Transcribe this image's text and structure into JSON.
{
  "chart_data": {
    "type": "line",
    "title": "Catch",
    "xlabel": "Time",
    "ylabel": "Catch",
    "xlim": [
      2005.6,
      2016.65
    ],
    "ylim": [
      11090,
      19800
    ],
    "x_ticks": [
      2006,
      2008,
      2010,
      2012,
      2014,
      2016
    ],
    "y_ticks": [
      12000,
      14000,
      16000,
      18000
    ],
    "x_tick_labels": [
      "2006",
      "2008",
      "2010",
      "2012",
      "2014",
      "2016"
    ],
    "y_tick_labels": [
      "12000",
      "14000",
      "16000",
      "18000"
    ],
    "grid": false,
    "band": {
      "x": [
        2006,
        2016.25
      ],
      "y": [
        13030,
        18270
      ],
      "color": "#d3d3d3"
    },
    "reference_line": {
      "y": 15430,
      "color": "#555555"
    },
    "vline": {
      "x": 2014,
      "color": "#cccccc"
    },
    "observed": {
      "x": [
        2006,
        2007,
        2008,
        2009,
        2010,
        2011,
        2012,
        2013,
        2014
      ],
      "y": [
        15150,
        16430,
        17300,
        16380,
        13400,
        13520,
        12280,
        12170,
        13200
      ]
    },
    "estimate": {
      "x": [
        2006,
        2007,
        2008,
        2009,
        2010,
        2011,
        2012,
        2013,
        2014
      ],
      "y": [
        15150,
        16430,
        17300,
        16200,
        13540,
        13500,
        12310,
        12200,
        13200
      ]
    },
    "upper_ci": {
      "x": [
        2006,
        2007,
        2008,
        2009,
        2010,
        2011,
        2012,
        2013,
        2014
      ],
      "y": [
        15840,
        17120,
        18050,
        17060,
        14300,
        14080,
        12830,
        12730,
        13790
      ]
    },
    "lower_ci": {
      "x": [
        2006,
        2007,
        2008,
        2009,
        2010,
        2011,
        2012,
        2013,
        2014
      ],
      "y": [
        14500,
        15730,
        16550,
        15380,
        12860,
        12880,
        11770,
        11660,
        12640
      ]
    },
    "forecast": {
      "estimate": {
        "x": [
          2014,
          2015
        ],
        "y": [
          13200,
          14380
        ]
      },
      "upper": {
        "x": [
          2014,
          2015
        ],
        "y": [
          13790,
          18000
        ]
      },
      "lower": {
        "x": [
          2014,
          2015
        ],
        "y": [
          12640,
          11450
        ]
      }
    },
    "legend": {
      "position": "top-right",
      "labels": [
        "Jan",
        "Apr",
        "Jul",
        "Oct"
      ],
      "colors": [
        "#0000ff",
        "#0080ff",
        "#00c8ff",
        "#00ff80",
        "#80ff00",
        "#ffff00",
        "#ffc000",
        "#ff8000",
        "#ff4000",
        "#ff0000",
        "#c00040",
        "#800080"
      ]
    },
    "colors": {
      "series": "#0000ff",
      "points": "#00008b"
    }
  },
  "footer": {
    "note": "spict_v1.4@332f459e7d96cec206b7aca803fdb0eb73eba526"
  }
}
◆ ◆ ◆
TASK OBJECTIVE - Extract each line of the listing above, copying it word for word.

TASK OUTPUT -
Transcribe this image's text and structure into JSON.
{
  "chart_data": {
    "type": "line",
    "title": "Catch",
    "xlabel": "Time",
    "ylabel": "Catch",
    "xlim": [
      2005.6,
      2016.65
    ],
    "ylim": [
      11090,
      19800
    ],
    "x_ticks": [
      2006,
      2008,
      2010,
      2012,
      2014,
      2016
    ],
    "y_ticks": [
      12000,
      14000,
      16000,
      18000
    ],
    "x_tick_labels": [
      "2006",
      "2008",
      "2010",
      "2012",
      "2014",
      "2016"
    ],
    "y_tick_labels": [
      "12000",
      "14000",
      "16000",
      "18000"
    ],
    "grid": false,
    "band": {
      "x": [
        2006,
        2016.25
      ],
      "y": [
        13030,
        18270
      ],
      "color": "#d3d3d3"
    },
    "reference_line": {
      "y": 15430,
      "color": "#555555"
    },
    "vline": {
      "x": 2014,
      "color": "#cccccc"
    },
    "observed": {
      "x": [
        2006,
        2007,
        2008,
        2009,
        2010,
        2011,
        2012,
        2013,
        2014
      ],
      "y": [
        15150,
        16430,
        17300,
        16380,
        13400,
        13520,
        12280,
        12170,
        13200
      ]
    },
    "estimate": {
      "x": [
        2006,
        2007,
        2008,
        2009,
        2010,
        2011,
        2012,
        2013,
        2014
      ],
      "y": [
        15150,
        16430,
        17300,
        16200,
        13540,
        13500,
        12310,
        12200,
        13200
      ]
    },
    "upper_ci": {
      "x": [
        2006,
        2007,
        2008,
        2009,
        2010,
        2011,
        2012,
        2013,
        2014
      ],
      "y": [
        15840,
        17120,
        18050,
        17060,
        14300,
        14080,
        12830,
        12730,
        13790
      ]
    },
    "lower_ci": {
      "x": [
        2006,
        2007,
        2008,
        2009,
        2010,
        2011,
        2012,
        2013,
        2014
      ],
      "y": [
        14500,
        15730,
        16550,
        15380,
        12860,
        12880,
        11770,
        11660,
        12640
      ]
    },
    "forecast": {
      "estimate": {
        "x": [
          2014,
          2015
        ],
        "y": [
          13200,
          14380
        ]
      },
      "upper": {
        "x": [
          2014,
          2015
        ],
        "y": [
          13790,
          18000
        ]
      },
      "lower": {
        "x": [
          2014,
          2015
        ],
        "y": [
          12640,
          11450
        ]
      }
    },
    "legend": {
      "position": "top-right",
      "labels": [
        "Jan",
        "Apr",
        "Jul",
        "Oct"
      ],
      "colors": [
        "#0000ff",
        "#0080ff",
        "#00c8ff",
        "#00ff80",
        "#80ff00",
        "#ffff00",
        "#ffc000",
        "#ff8000",
        "#ff4000",
        "#ff0000",
        "#c00040",
        "#800080"
      ]
    },
    "colors": {
      "series": "#0000ff",
      "points": "#00008b"
    }
  },
  "footer": {
    "note": "spict_v1.4@332f459e7d96cec206b7aca803fdb0eb73eba526"
  }
}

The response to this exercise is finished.